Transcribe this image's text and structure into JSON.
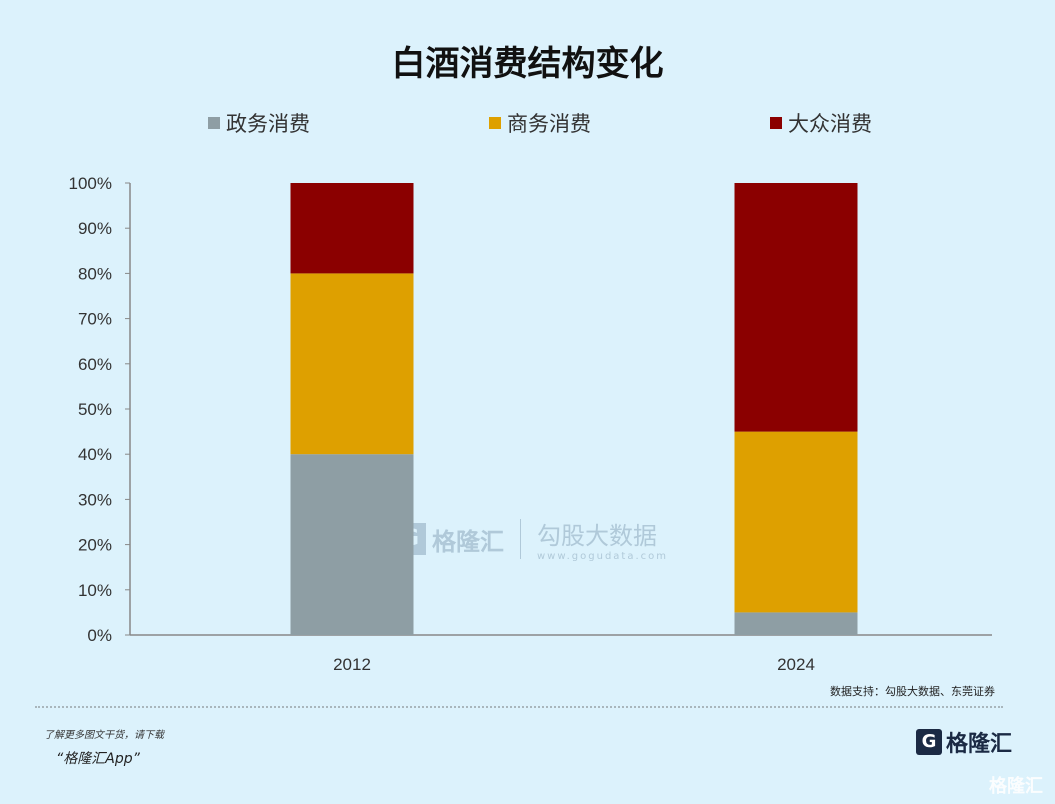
{
  "chart_data": {
    "type": "bar",
    "stacked": true,
    "title": "白酒消费结构变化",
    "categories": [
      "2012",
      "2024"
    ],
    "series": [
      {
        "name": "政务消费",
        "color": "#8e9ea4",
        "values": [
          40,
          5
        ]
      },
      {
        "name": "商务消费",
        "color": "#dea000",
        "values": [
          40,
          40
        ]
      },
      {
        "name": "大众消费",
        "color": "#8b0000",
        "values": [
          20,
          55
        ]
      }
    ],
    "ylim": [
      0,
      100
    ],
    "yticks": [
      "0%",
      "10%",
      "20%",
      "30%",
      "40%",
      "50%",
      "60%",
      "70%",
      "80%",
      "90%",
      "100%"
    ],
    "grid": false,
    "legend": "top",
    "source": "数据支持：勾股大数据、东莞证券"
  },
  "watermark": {
    "brand": "格隆汇",
    "partner": "勾股大数据",
    "partner_url": "www.gogudata.com"
  },
  "footer": {
    "promo_line1": "了解更多图文干货，请下载",
    "promo_line2": "“格隆汇App”",
    "logo": "格隆汇",
    "corner_mark": "格隆汇"
  }
}
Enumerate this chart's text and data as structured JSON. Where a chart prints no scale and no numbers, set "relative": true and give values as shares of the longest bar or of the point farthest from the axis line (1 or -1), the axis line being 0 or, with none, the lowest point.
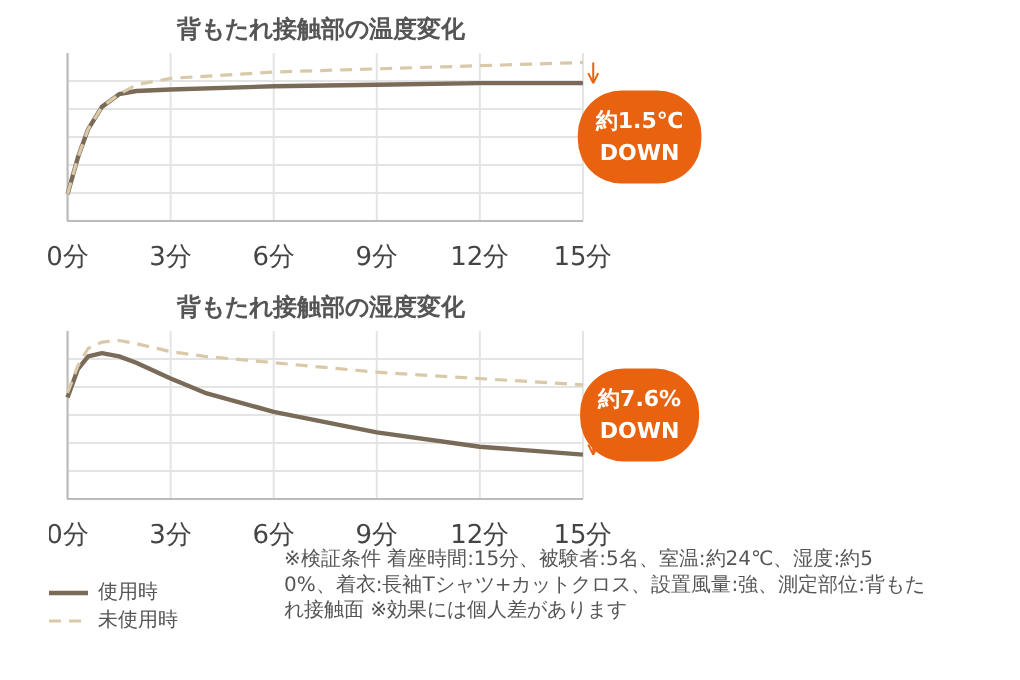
{
  "chart_data": [
    {
      "type": "line",
      "title": "背もたれ接触部の温度変化",
      "relative": true,
      "x": [
        0,
        0.3,
        0.6,
        1,
        1.5,
        2,
        3,
        6,
        9,
        12,
        15
      ],
      "xlim": [
        0,
        15
      ],
      "xticks": [
        {
          "value": 0,
          "label": "0分"
        },
        {
          "value": 3,
          "label": "3分"
        },
        {
          "value": 6,
          "label": "6分"
        },
        {
          "value": 9,
          "label": "9分"
        },
        {
          "value": 12,
          "label": "12分"
        },
        {
          "value": 15,
          "label": "15分"
        }
      ],
      "grid": true,
      "legend": false,
      "marker": "none",
      "series": [
        {
          "color": "#7a6a58",
          "line_style": "solid",
          "values": [
            0.17,
            0.4,
            0.58,
            0.72,
            0.8,
            0.82,
            0.83,
            0.85,
            0.86,
            0.87,
            0.87
          ]
        },
        {
          "color": "#d9c9a8",
          "line_style": "dashed",
          "values": [
            0.17,
            0.4,
            0.58,
            0.72,
            0.8,
            0.86,
            0.9,
            0.94,
            0.96,
            0.98,
            1.0
          ]
        }
      ],
      "annotations": [
        "約1.5℃ DOWN"
      ]
    },
    {
      "type": "line",
      "title": "背もたれ接触部の湿度変化",
      "relative": true,
      "x": [
        0,
        0.3,
        0.6,
        1,
        1.5,
        2,
        3,
        4,
        6,
        9,
        12,
        15
      ],
      "xlim": [
        0,
        15
      ],
      "xticks": [
        {
          "value": 0,
          "label": "0分"
        },
        {
          "value": 3,
          "label": "3分"
        },
        {
          "value": 6,
          "label": "6分"
        },
        {
          "value": 9,
          "label": "9分"
        },
        {
          "value": 12,
          "label": "12分"
        },
        {
          "value": 15,
          "label": "15分"
        }
      ],
      "grid": true,
      "legend": "bottom left",
      "marker": "none",
      "series": [
        {
          "name": "使用時",
          "color": "#7a6a58",
          "line_style": "solid",
          "values": [
            0.64,
            0.82,
            0.9,
            0.92,
            0.9,
            0.86,
            0.76,
            0.67,
            0.55,
            0.42,
            0.33,
            0.28
          ]
        },
        {
          "name": "未使用時",
          "color": "#d9c9a8",
          "line_style": "dashed",
          "values": [
            0.67,
            0.84,
            0.95,
            0.99,
            1.0,
            0.98,
            0.93,
            0.9,
            0.86,
            0.8,
            0.76,
            0.72
          ]
        }
      ],
      "annotations": [
        "約7.6% DOWN",
        "※検証条件 着座時間:15分、被験者:5名、室温:約24℃、湿度:約50%、着衣:長袖Tシャツ+カットクロス、設置風量:強、測定部位:背もたれ接触面 ※効果には個人差があります"
      ]
    }
  ]
}
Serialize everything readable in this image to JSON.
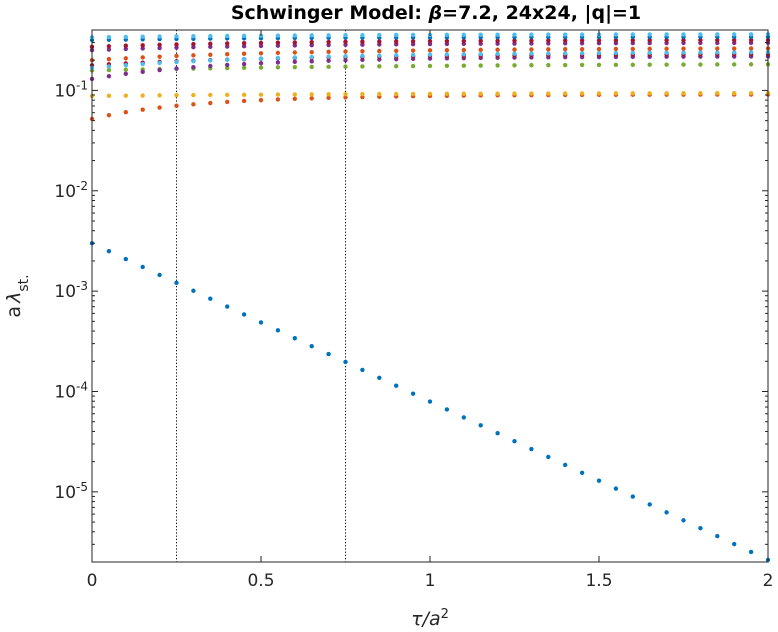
{
  "chart_data": {
    "type": "scatter",
    "title": "Schwinger Model: β=7.2, 24x24, |q|=1",
    "title_parts": {
      "before": "Schwinger Model: ",
      "symbol": "β",
      "after": "=7.2, 24x24, |q|=1"
    },
    "xlabel": "τ/a²",
    "xlabel_parts": {
      "base": "τ/a",
      "sup": "2"
    },
    "ylabel": "a λ st.",
    "ylabel_parts": {
      "prefix": "a",
      "symbol": "λ",
      "sub": "st."
    },
    "xlim": [
      0,
      2
    ],
    "ylim": [
      2e-06,
      0.4
    ],
    "yscale": "log",
    "grid": false,
    "legend": "none",
    "x_ticks": [
      {
        "label": "0",
        "value": 0
      },
      {
        "label": "0.5",
        "value": 0.5
      },
      {
        "label": "1",
        "value": 1
      },
      {
        "label": "1.5",
        "value": 1.5
      },
      {
        "label": "2",
        "value": 2
      }
    ],
    "y_ticks": [
      {
        "base": "10",
        "exp": "-5",
        "value": 1e-05
      },
      {
        "base": "10",
        "exp": "-4",
        "value": 0.0001
      },
      {
        "base": "10",
        "exp": "-3",
        "value": 0.001
      },
      {
        "base": "10",
        "exp": "-2",
        "value": 0.01
      },
      {
        "base": "10",
        "exp": "-1",
        "value": 0.1
      }
    ],
    "vlines": [
      0.25,
      0.75
    ],
    "x_samples": {
      "start": 0,
      "stop": 2,
      "count": 41
    },
    "series": [
      {
        "color": "#0072BD",
        "kind": "exponential",
        "y0": 0.003,
        "y1": 2.1e-06
      },
      {
        "color": "#D95319",
        "kind": "saturating",
        "y0": 0.052,
        "y1": 0.091,
        "rate": 5
      },
      {
        "color": "#EDB120",
        "kind": "saturating",
        "y0": 0.088,
        "y1": 0.094,
        "rate": 2
      },
      {
        "color": "#77AC30",
        "kind": "saturating",
        "y0": 0.158,
        "y1": 0.182,
        "rate": 2
      },
      {
        "color": "#7E2F8E",
        "kind": "saturating",
        "y0": 0.13,
        "y1": 0.218,
        "rate": 4
      },
      {
        "color": "#A2142F",
        "kind": "saturating",
        "y0": 0.178,
        "y1": 0.23,
        "rate": 3
      },
      {
        "color": "#4DBEEE",
        "kind": "saturating",
        "y0": 0.168,
        "y1": 0.24,
        "rate": 3
      },
      {
        "color": "#D95319",
        "kind": "saturating",
        "y0": 0.2,
        "y1": 0.262,
        "rate": 3
      },
      {
        "color": "#7E2F8E",
        "kind": "saturating",
        "y0": 0.252,
        "y1": 0.298,
        "rate": 3
      },
      {
        "color": "#A2142F",
        "kind": "saturating",
        "y0": 0.272,
        "y1": 0.318,
        "rate": 3
      },
      {
        "color": "#0072BD",
        "kind": "saturating",
        "y0": 0.318,
        "y1": 0.342,
        "rate": 3
      },
      {
        "color": "#4DBEEE",
        "kind": "saturating",
        "y0": 0.338,
        "y1": 0.362,
        "rate": 3
      }
    ]
  }
}
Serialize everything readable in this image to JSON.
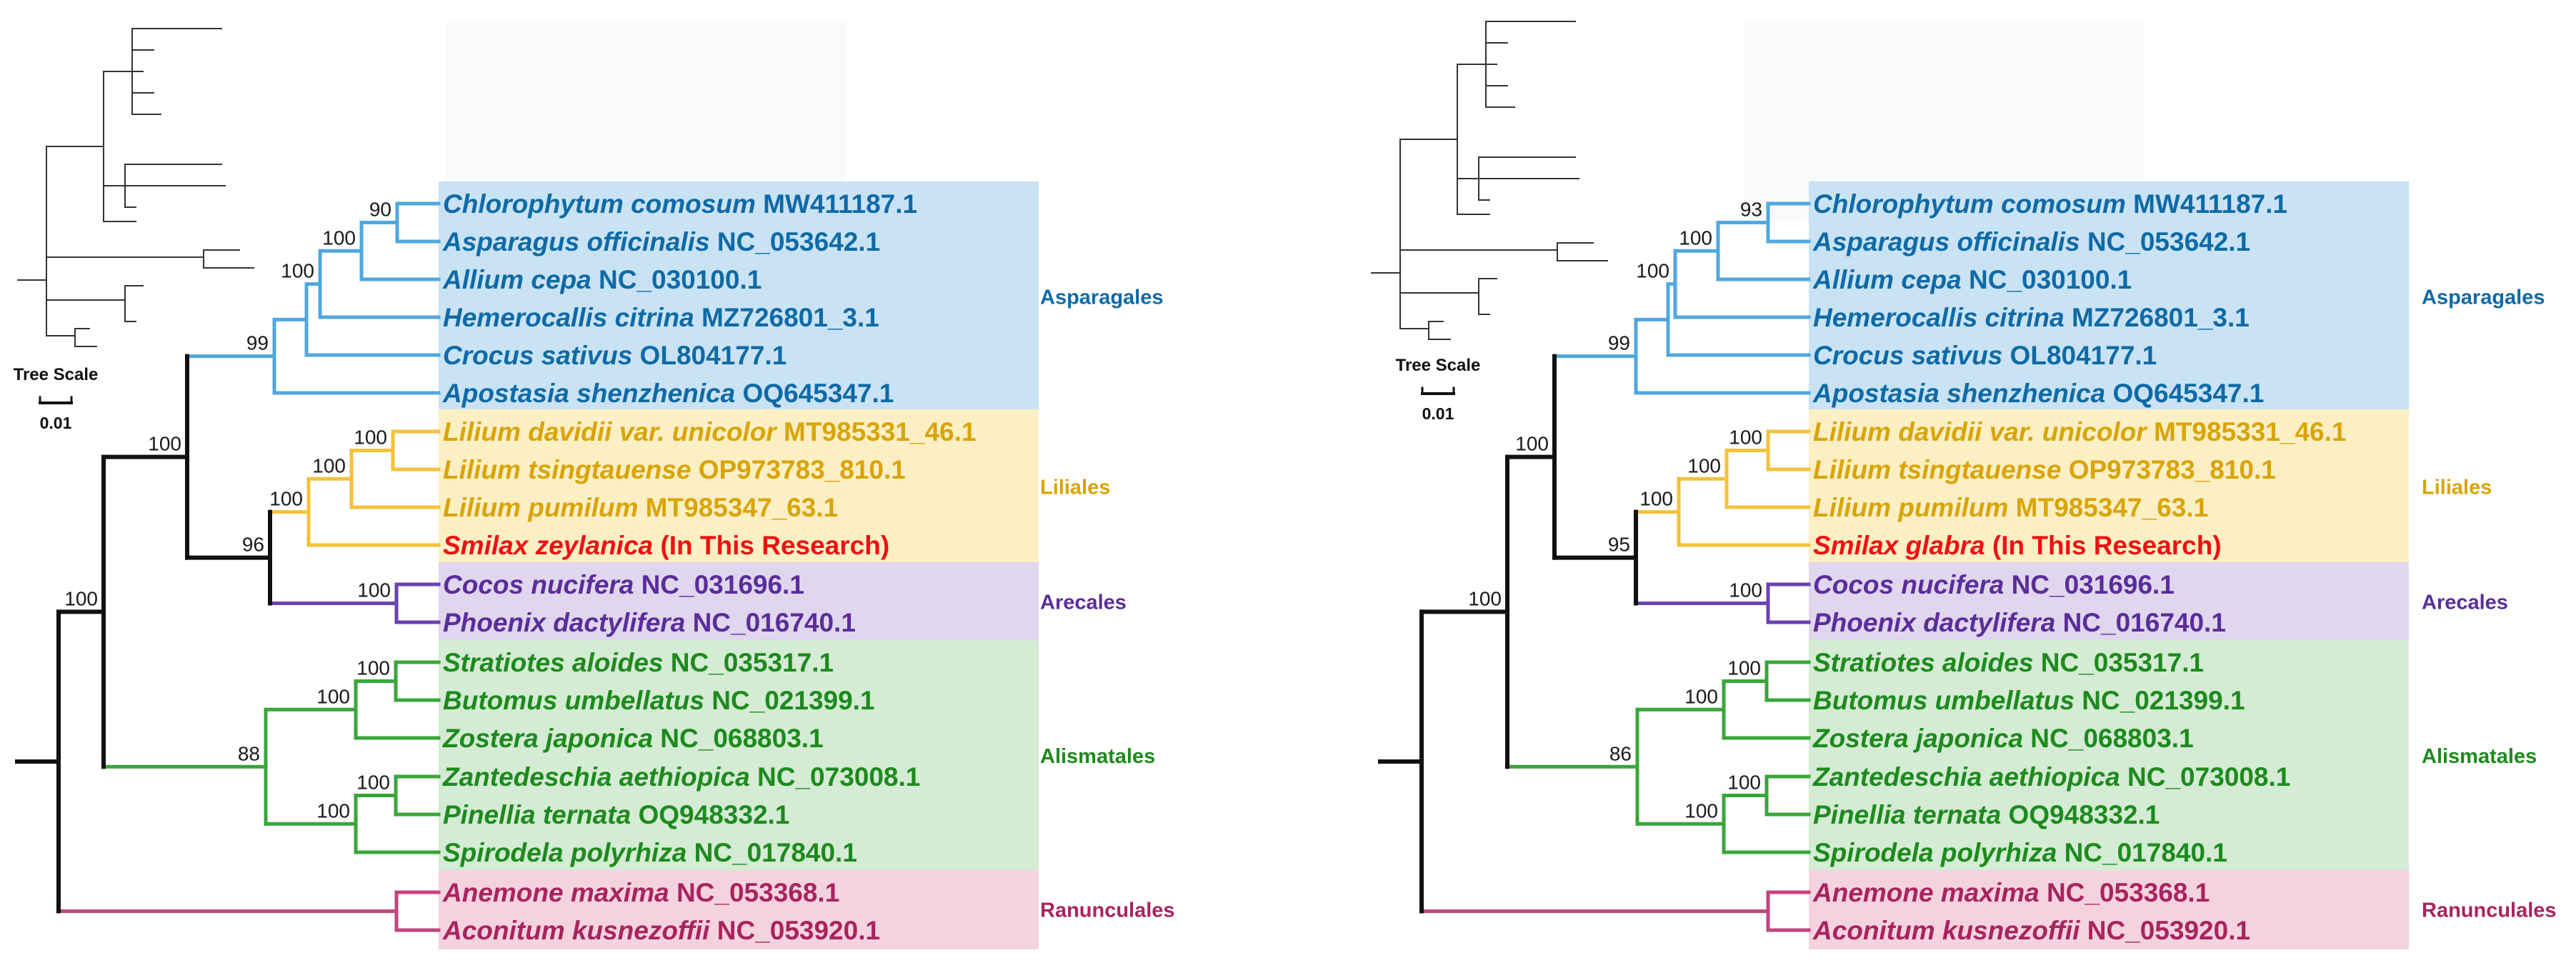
+ + + +
Exercise description =>
Filter the records, keeping only lines that contain "type", and show those lines.

Solution for this problem =>
    "type": "bar",
      "type": "line",
      "type": "line",
    "type": "scatter",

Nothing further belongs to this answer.